● What this task involves: Lift every line from the entries that includes the word "pressure".

==============================

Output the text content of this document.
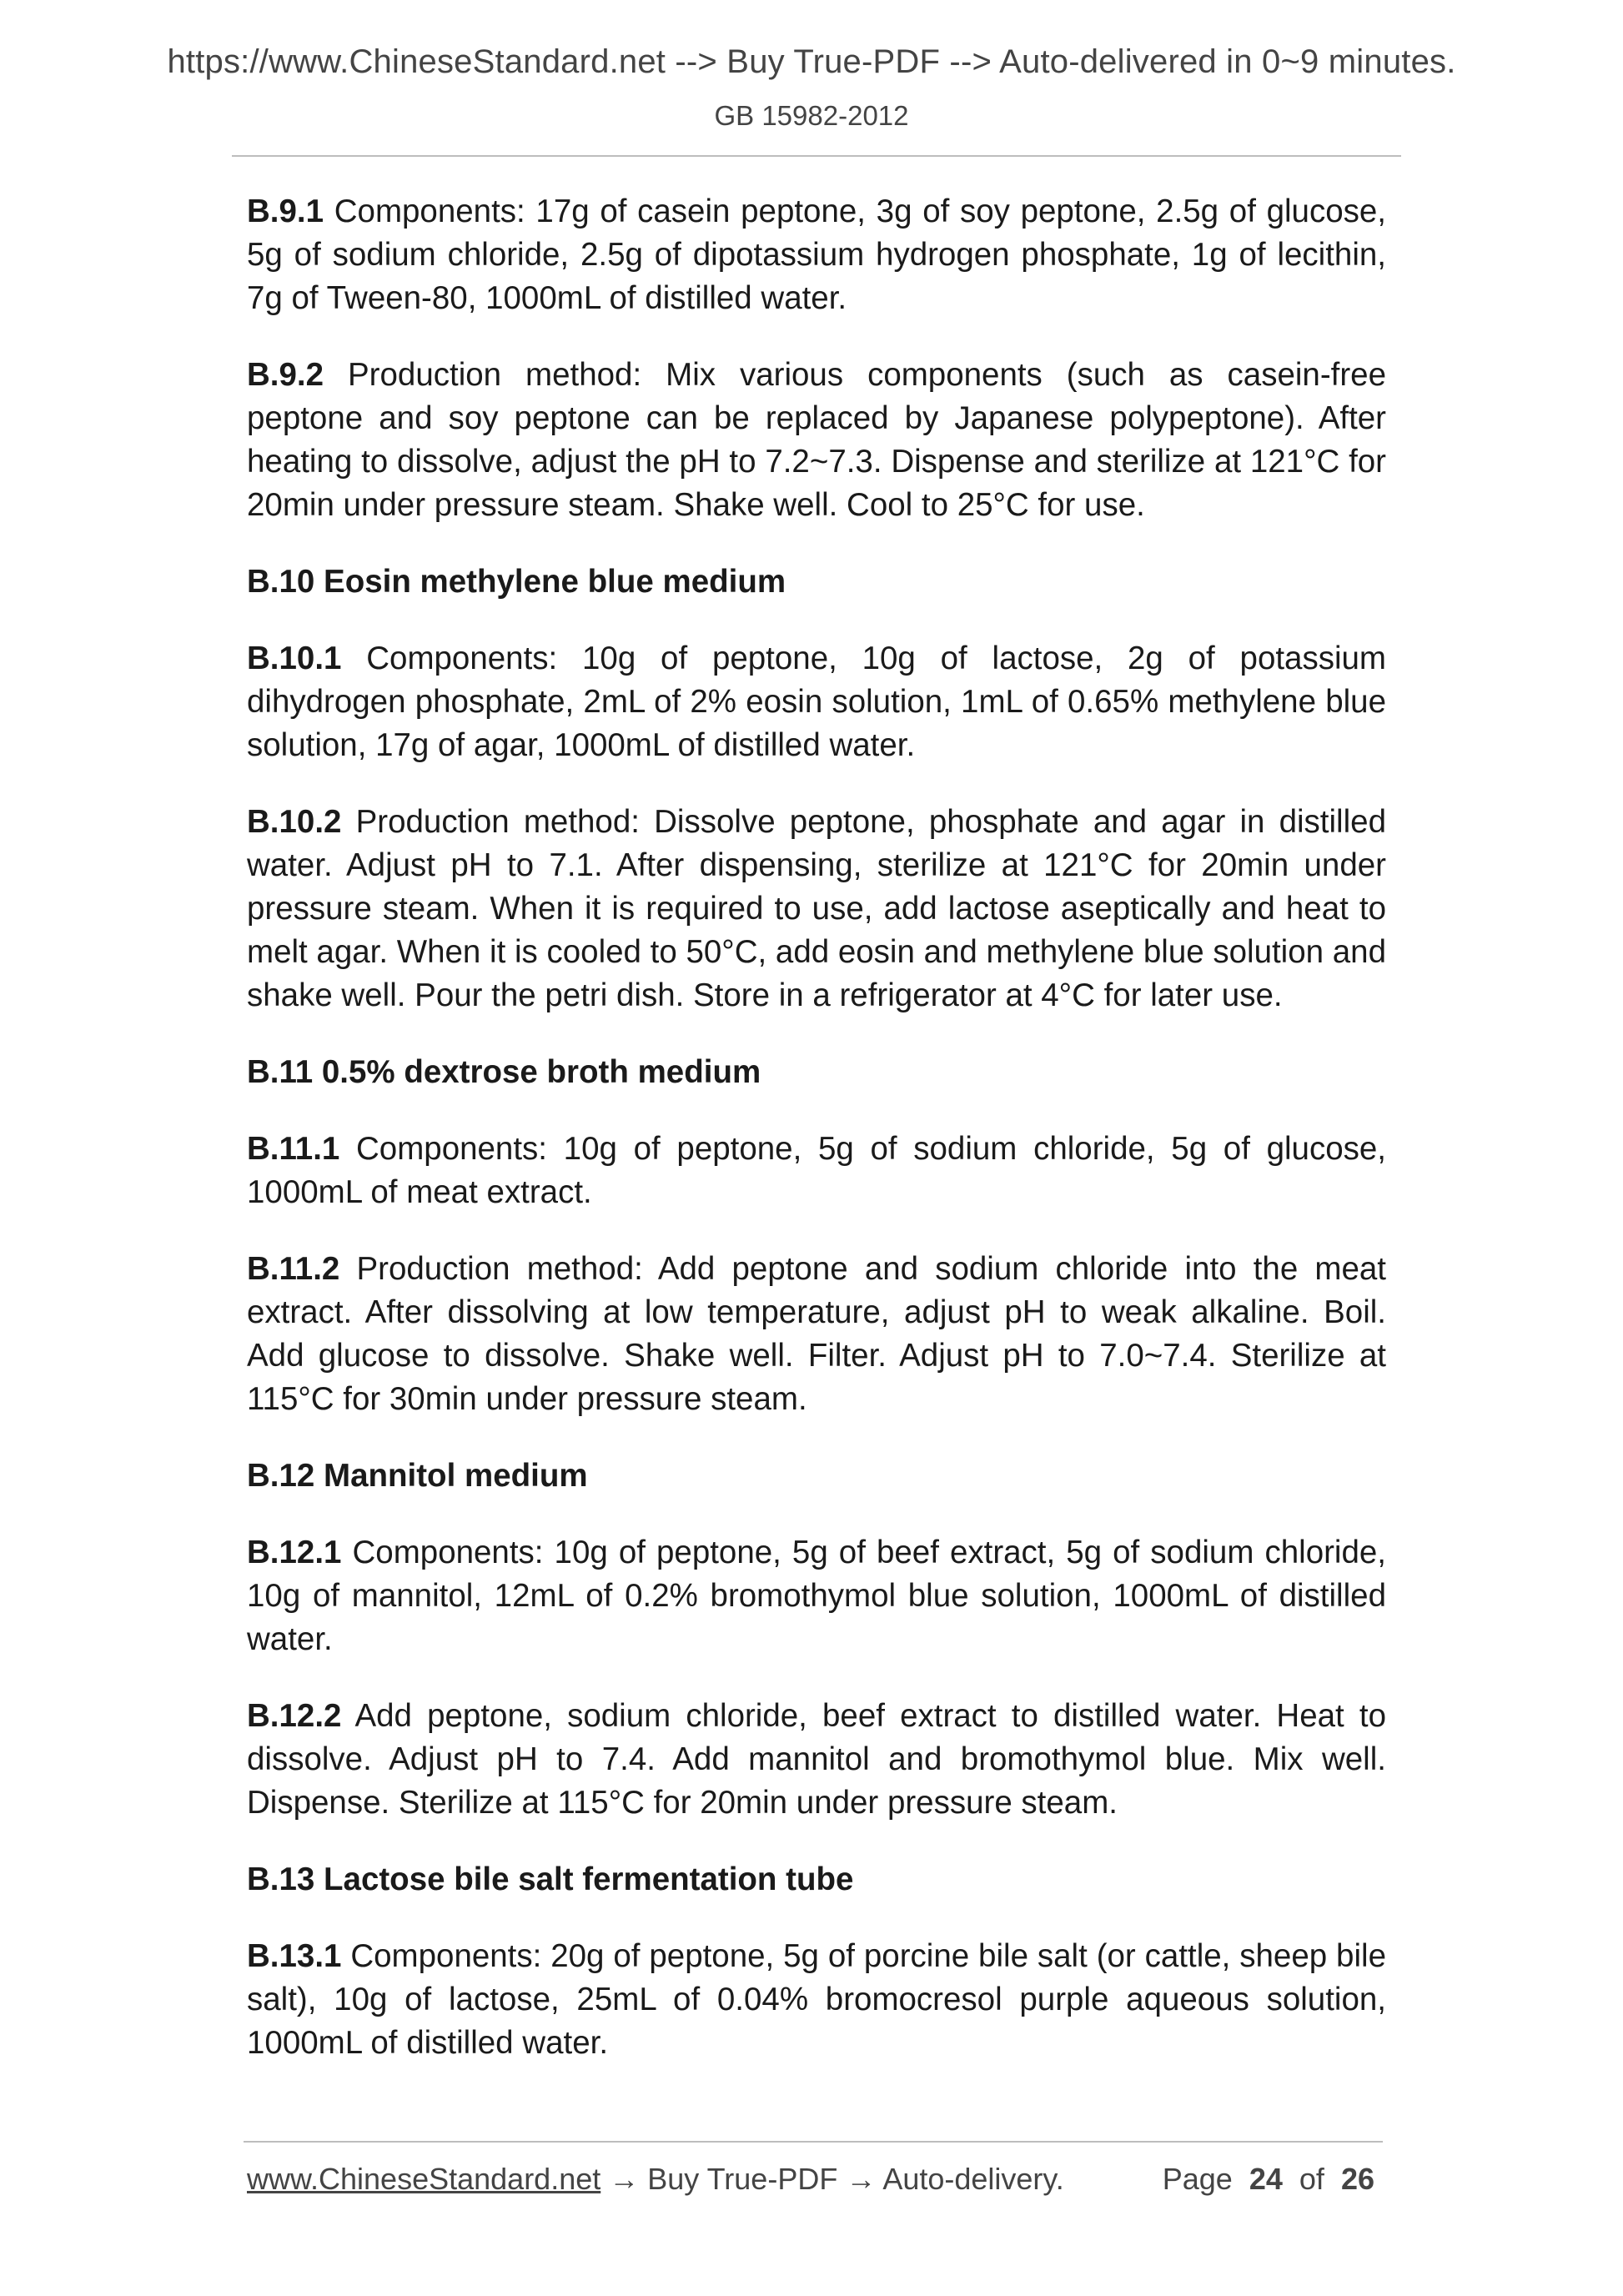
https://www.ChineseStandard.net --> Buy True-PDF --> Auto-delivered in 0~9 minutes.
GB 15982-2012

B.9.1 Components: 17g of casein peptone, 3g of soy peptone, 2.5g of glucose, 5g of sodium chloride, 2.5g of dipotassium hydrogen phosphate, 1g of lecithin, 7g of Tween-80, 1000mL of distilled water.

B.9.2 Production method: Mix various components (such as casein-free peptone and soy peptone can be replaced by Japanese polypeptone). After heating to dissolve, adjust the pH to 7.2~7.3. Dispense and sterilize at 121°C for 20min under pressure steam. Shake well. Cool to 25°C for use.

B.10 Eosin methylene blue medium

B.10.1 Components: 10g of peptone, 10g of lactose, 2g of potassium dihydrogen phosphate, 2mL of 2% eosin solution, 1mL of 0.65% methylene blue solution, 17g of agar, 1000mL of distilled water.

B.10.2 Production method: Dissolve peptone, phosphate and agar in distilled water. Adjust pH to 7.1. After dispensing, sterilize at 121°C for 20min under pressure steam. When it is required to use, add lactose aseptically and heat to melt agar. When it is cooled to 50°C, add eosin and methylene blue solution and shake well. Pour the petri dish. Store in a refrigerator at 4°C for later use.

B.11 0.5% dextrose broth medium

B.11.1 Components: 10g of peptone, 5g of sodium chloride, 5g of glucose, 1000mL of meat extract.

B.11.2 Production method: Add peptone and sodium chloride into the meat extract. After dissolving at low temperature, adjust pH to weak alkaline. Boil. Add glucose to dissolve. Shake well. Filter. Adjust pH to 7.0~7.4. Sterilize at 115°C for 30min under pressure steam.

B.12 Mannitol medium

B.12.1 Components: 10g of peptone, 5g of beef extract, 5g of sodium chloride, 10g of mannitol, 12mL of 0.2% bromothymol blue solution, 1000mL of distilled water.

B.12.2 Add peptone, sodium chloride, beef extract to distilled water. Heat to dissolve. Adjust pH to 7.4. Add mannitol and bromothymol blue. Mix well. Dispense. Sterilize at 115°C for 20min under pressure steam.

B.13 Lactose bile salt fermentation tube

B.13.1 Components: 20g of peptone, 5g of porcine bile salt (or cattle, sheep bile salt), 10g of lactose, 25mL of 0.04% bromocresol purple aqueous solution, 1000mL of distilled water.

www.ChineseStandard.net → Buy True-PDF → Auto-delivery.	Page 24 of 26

==============================

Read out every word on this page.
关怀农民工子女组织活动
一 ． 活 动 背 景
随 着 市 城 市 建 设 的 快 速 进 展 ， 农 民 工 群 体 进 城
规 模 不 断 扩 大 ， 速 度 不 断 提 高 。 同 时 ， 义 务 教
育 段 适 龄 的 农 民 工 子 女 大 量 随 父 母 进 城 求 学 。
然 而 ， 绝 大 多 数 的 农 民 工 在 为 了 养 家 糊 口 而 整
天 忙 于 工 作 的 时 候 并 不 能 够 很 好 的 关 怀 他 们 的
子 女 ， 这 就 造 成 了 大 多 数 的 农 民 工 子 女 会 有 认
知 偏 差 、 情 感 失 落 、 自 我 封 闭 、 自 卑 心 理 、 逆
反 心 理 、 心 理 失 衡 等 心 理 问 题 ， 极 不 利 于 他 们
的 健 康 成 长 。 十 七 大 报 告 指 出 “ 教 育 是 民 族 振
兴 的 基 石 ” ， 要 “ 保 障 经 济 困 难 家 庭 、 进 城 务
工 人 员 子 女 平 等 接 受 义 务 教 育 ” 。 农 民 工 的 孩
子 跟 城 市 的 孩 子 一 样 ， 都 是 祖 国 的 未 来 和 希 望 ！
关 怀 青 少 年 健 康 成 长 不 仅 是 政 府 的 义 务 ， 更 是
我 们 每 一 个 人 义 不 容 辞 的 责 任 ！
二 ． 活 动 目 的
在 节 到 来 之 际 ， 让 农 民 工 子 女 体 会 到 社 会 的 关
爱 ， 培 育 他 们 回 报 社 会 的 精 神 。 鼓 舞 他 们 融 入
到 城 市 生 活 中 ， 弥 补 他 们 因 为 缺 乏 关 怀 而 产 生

==============================

● Answer to the exercise:
B.9.2 Production method: Mix various components (such as casein-free peptone and soy peptone can be replaced by Japanese polypeptone). After heating to dissolve, adjust the pH to 7.2~7.3. Dispense and sterilize at 121°C for 20min under pressure steam. Shake well. Cool to 25°C for use.
B.10.2 Production method: Dissolve peptone, phosphate and agar in distilled water. Adjust pH to 7.1. After dispensing, sterilize at 121°C for 20min under pressure steam. When it is required to use, add lactose aseptically and heat to melt agar. When it is cooled to 50°C, add eosin and methylene blue solution and shake well. Pour the petri dish. Store in a refrigerator at 4°C for later use.
B.11.2 Production method: Add peptone and sodium chloride into the meat extract. After dissolving at low temperature, adjust pH to weak alkaline. Boil. Add glucose to dissolve. Shake well. Filter. Adjust pH to 7.0~7.4. Sterilize at 115°C for 30min under pressure steam.
B.12.2 Add peptone, sodium chloride, beef extract to distilled water. Heat to dissolve. Adjust pH to 7.4. Add mannitol and bromothymol blue. Mix well. Dispense. Sterilize at 115°C for 20min under pressure steam.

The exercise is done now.